To be done:
Scan the data below and report how many lines include the word "Beneschau". Nothing else is wanted.

Entries provided:
────────────────────

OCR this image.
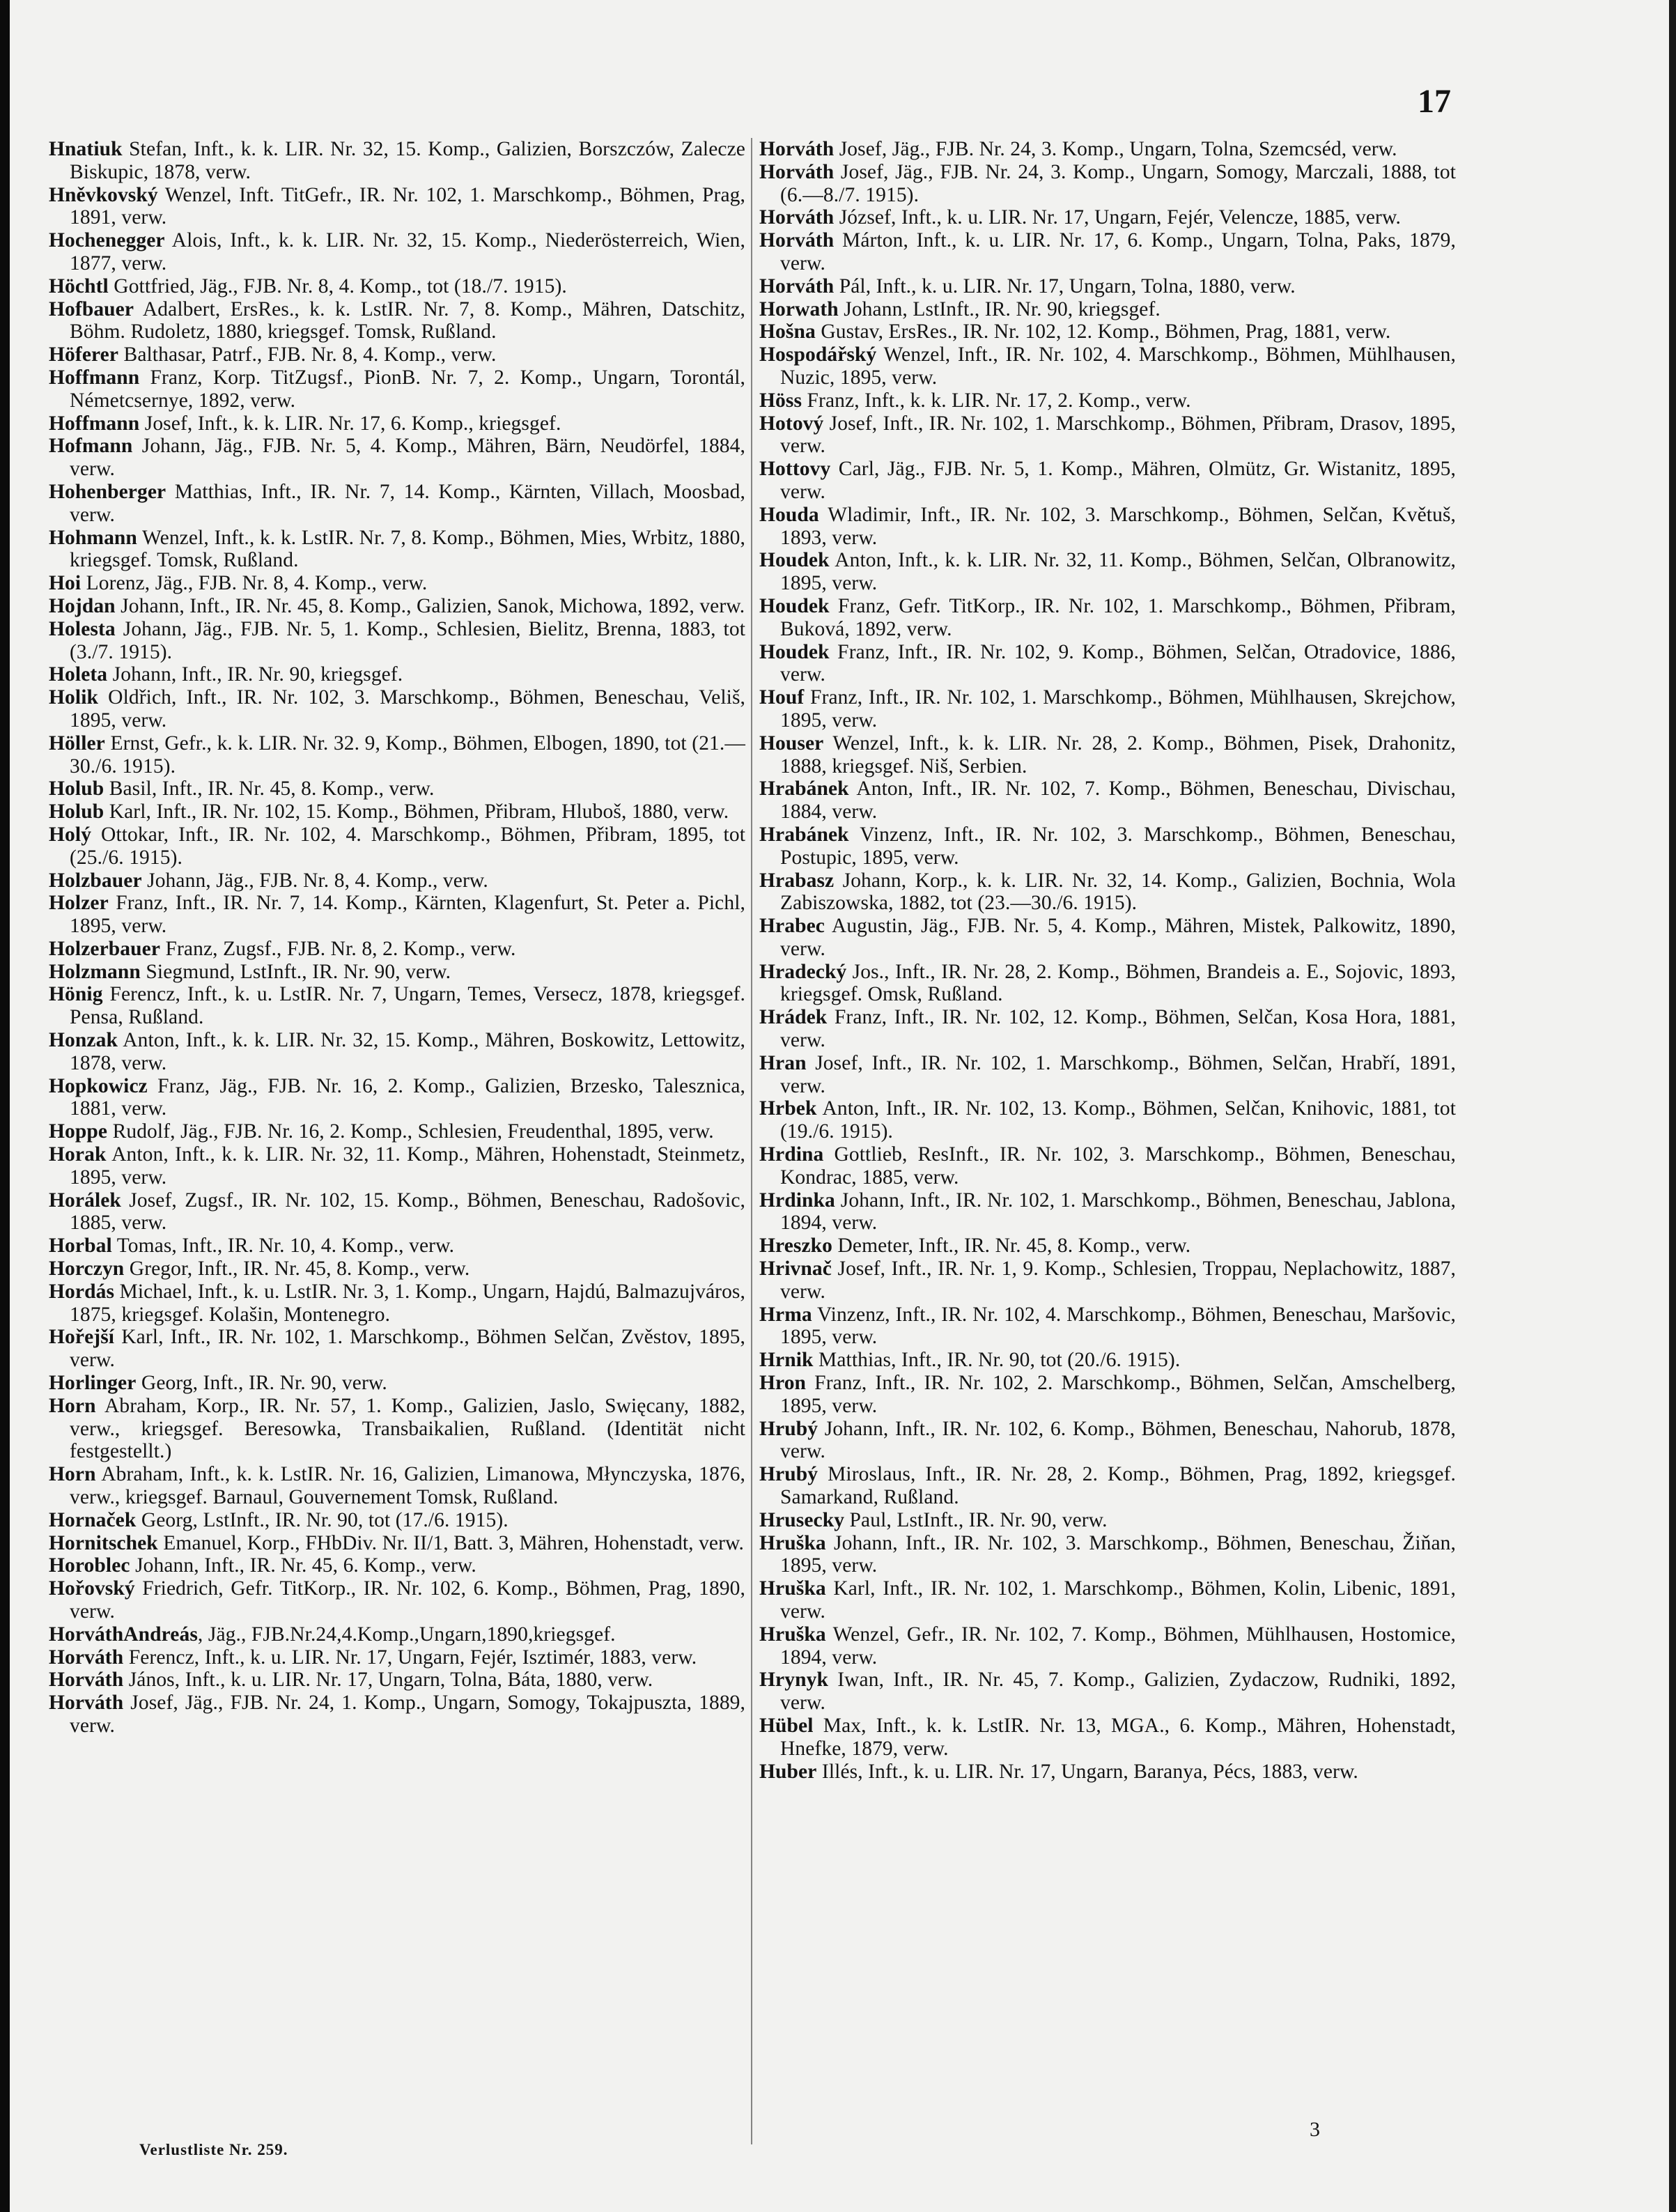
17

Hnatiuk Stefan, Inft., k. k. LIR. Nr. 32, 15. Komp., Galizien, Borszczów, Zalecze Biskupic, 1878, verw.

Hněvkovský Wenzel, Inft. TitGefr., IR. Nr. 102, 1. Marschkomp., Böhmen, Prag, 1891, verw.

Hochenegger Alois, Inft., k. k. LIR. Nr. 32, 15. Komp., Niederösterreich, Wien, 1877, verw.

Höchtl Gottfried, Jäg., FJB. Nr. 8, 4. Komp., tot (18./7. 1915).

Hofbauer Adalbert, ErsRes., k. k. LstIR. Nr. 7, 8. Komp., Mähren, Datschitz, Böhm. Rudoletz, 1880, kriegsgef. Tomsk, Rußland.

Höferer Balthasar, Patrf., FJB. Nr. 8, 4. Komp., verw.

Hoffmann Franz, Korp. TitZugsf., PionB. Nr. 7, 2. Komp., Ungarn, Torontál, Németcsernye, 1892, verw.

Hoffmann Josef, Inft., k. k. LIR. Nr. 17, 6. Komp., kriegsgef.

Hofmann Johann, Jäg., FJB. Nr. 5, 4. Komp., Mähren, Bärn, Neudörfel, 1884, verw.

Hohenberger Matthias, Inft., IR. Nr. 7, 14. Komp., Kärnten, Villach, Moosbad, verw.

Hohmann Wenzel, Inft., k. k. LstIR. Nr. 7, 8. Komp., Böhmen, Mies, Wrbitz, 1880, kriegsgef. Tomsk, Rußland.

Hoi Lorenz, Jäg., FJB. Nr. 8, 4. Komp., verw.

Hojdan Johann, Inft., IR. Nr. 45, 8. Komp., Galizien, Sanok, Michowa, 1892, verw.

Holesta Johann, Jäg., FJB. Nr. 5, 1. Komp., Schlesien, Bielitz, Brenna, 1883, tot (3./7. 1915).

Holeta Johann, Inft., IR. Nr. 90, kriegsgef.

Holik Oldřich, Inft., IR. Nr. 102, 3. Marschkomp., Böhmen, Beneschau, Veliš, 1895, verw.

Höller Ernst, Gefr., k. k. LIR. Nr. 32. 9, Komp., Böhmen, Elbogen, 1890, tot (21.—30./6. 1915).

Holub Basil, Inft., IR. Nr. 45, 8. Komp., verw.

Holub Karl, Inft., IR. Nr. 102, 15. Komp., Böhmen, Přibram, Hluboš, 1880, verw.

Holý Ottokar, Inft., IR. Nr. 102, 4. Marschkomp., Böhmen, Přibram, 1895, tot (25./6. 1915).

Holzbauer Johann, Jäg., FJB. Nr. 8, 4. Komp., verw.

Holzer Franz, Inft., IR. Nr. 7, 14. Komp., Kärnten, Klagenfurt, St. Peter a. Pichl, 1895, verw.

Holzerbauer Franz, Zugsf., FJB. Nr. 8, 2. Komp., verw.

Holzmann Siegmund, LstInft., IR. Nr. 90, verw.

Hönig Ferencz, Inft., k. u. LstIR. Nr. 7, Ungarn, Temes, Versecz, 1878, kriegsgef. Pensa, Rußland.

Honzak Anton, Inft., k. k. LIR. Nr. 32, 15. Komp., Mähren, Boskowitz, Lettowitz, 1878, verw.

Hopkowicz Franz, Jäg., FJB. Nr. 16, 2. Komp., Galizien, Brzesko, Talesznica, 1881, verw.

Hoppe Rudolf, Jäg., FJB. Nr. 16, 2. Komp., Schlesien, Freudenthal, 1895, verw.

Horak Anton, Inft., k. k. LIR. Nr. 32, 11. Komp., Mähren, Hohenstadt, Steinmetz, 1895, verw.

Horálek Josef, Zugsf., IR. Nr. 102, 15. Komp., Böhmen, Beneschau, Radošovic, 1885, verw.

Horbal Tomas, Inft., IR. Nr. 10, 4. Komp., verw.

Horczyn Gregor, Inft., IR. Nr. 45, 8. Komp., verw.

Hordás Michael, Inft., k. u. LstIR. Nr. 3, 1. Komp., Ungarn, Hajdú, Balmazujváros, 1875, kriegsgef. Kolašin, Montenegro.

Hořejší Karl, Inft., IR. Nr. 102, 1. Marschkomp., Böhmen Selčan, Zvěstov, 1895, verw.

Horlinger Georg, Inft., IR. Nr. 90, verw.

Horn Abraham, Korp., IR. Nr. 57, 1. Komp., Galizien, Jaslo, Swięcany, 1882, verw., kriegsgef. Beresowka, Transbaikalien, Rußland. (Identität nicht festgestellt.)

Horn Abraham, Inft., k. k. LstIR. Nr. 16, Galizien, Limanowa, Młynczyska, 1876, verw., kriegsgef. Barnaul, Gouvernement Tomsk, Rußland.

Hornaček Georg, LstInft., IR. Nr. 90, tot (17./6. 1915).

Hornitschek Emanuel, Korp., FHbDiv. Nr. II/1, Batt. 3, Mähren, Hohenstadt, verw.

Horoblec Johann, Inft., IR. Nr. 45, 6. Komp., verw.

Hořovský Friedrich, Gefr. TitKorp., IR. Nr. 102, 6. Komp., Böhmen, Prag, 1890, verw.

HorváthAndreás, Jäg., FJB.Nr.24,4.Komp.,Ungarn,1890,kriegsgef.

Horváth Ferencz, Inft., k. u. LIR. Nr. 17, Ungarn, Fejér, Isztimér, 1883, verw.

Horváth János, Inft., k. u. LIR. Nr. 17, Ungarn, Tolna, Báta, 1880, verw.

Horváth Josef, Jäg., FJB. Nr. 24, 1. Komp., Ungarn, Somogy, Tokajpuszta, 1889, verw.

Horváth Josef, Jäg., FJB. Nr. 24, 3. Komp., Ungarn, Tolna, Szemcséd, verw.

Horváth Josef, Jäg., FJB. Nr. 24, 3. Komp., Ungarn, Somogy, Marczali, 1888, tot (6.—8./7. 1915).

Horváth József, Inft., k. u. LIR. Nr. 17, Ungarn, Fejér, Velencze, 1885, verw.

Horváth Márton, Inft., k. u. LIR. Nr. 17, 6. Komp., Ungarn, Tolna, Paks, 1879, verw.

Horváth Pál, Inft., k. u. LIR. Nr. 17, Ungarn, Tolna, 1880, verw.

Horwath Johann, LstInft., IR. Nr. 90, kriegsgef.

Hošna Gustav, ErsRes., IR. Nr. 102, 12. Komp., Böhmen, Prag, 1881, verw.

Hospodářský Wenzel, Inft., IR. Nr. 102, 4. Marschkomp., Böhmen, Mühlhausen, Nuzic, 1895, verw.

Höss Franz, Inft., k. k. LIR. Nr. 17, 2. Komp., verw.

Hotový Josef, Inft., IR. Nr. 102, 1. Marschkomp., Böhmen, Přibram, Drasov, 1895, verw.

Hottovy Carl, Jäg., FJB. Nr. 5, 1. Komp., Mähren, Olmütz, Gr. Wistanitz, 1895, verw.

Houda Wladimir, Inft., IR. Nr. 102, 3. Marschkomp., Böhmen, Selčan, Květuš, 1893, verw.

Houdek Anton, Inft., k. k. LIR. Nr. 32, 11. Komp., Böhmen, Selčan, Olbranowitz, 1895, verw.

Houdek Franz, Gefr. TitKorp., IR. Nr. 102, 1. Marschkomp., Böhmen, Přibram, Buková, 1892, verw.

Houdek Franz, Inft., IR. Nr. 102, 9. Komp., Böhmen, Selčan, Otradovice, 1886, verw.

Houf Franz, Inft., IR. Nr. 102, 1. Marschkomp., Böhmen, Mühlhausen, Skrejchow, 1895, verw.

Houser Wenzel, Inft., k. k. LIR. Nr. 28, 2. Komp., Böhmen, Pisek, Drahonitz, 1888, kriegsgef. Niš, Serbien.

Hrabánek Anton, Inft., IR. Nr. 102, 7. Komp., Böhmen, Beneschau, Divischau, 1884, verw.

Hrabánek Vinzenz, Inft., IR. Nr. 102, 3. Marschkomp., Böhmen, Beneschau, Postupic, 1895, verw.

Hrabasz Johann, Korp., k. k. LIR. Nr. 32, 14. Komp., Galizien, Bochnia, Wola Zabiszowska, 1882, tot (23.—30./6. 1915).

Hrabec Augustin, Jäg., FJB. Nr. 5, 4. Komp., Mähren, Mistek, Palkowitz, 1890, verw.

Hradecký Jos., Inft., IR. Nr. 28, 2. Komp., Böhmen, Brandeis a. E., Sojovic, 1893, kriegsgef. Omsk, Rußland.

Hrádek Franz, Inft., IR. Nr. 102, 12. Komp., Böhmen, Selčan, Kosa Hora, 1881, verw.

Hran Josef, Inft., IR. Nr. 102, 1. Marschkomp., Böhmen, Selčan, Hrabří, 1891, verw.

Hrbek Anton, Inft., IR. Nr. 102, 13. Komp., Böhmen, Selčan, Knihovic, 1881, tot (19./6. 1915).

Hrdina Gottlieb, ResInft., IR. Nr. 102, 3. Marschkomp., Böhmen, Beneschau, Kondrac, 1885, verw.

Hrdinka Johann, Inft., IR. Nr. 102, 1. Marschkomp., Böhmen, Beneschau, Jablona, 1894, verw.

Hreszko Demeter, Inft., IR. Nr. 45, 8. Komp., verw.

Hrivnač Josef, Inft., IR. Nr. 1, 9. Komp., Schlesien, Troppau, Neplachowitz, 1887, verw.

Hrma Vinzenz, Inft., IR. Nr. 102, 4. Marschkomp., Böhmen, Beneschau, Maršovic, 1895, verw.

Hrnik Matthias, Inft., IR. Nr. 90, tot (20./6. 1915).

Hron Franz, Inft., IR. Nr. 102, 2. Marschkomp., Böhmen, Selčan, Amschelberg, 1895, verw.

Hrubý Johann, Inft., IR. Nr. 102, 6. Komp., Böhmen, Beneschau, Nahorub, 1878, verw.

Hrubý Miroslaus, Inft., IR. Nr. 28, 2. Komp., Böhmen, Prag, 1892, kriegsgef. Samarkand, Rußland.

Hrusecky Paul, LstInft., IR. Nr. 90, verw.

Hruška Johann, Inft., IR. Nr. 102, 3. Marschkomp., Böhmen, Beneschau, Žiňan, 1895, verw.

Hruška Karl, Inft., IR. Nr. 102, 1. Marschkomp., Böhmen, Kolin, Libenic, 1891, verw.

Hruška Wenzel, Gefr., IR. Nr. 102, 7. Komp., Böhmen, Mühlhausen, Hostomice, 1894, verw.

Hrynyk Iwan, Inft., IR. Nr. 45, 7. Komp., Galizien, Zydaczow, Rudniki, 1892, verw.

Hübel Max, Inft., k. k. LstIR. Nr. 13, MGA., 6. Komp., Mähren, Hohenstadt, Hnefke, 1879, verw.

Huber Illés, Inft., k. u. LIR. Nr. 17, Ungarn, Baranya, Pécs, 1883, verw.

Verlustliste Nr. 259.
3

────────────────────

Answer to this problem:
9